__STATED EXERCISE__
Each line below should be retyped exactly, with no pictures.

++++++++++++++++++++

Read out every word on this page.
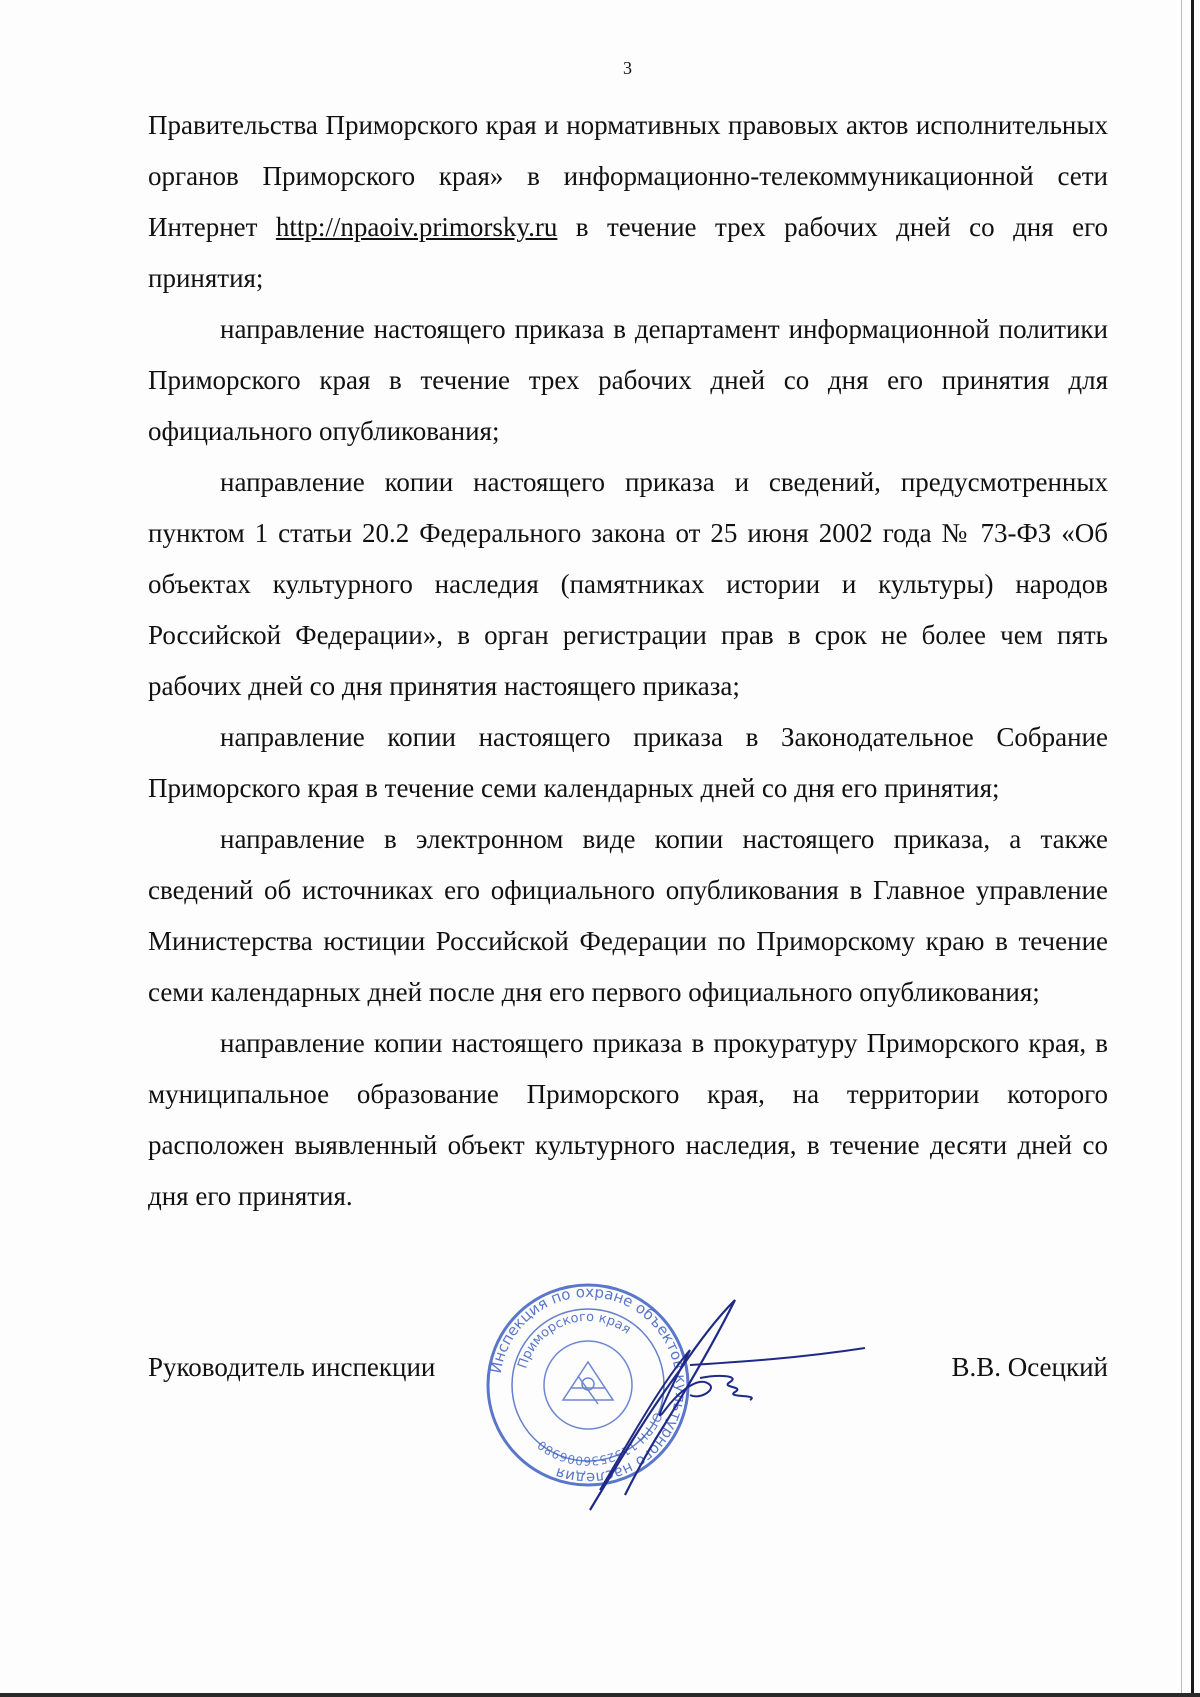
3

Правительства Приморского края и нормативных правовых актов исполнительных органов Приморского края» в информационно-телекоммуникационной сети Интернет http://npaoiv.primorsky.ru в течение трех рабочих дней со дня его принятия;

направление настоящего приказа в департамент информационной политики Приморского края в течение трех рабочих дней со дня его принятия для официального опубликования;

направление копии настоящего приказа и сведений, предусмотренных пунктом 1 статьи 20.2 Федерального закона от 25 июня 2002 года № 73-ФЗ «Об объектах культурного наследия (памятниках истории и культуры) народов Российской Федерации», в орган регистрации прав в срок не более чем пять рабочих дней со дня принятия настоящего приказа;

направление копии настоящего приказа в Законодательное Собрание Приморского края в течение семи календарных дней со дня его принятия;

направление в электронном виде копии настоящего приказа, а также сведений об источниках его официального опубликования в Главное управление Министерства юстиции Российской Федерации по Приморскому краю в течение семи календарных дней после дня его первого официального опубликования;

направление копии настоящего приказа в прокуратуру Приморского края, в муниципальное образование Приморского края, на территории которого расположен выявленный объект культурного наследия, в течение десяти дней со дня его принятия.

Руководитель инспекции	В.В. Осецкий
Инспекция по охране объектов культурного наследия
Приморского края
ОГРН 1152536006980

++++++++++++++++++++

__SOLUTION TO THE PROBLEM__
Read out every word on this page.
3

Правительства Приморского края и нормативных правовых актов исполнительных органов Приморского края» в информационно-телекоммуникационной сети Интернет http://npaoiv.primorsky.ru в течение трех рабочих дней со дня его принятия;

направление настоящего приказа в департамент информационной политики Приморского края в течение трех рабочих дней со дня его принятия для официального опубликования;

направление копии настоящего приказа и сведений, предусмотренных пунктом 1 статьи 20.2 Федерального закона от 25 июня 2002 года № 73-ФЗ «Об объектах культурного наследия (памятниках истории и культуры) народов Российской Федерации», в орган регистрации прав в срок не более чем пять рабочих дней со дня принятия настоящего приказа;

направление копии настоящего приказа в Законодательное Собрание Приморского края в течение семи календарных дней со дня его принятия;

направление в электронном виде копии настоящего приказа, а также сведений об источниках его официального опубликования в Главное управление Министерства юстиции Российской Федерации по Приморскому краю в течение семи календарных дней после дня его первого официального опубликования;

направление копии настоящего приказа в прокуратуру Приморского края, в муниципальное образование Приморского края, на территории которого расположен выявленный объект культурного наследия, в течение десяти дней со дня его принятия.

Руководитель инспекции	В.В. Осецкий
Инспекция по охране объектов культурного наследия
Приморского края
ОГРН 1152536006980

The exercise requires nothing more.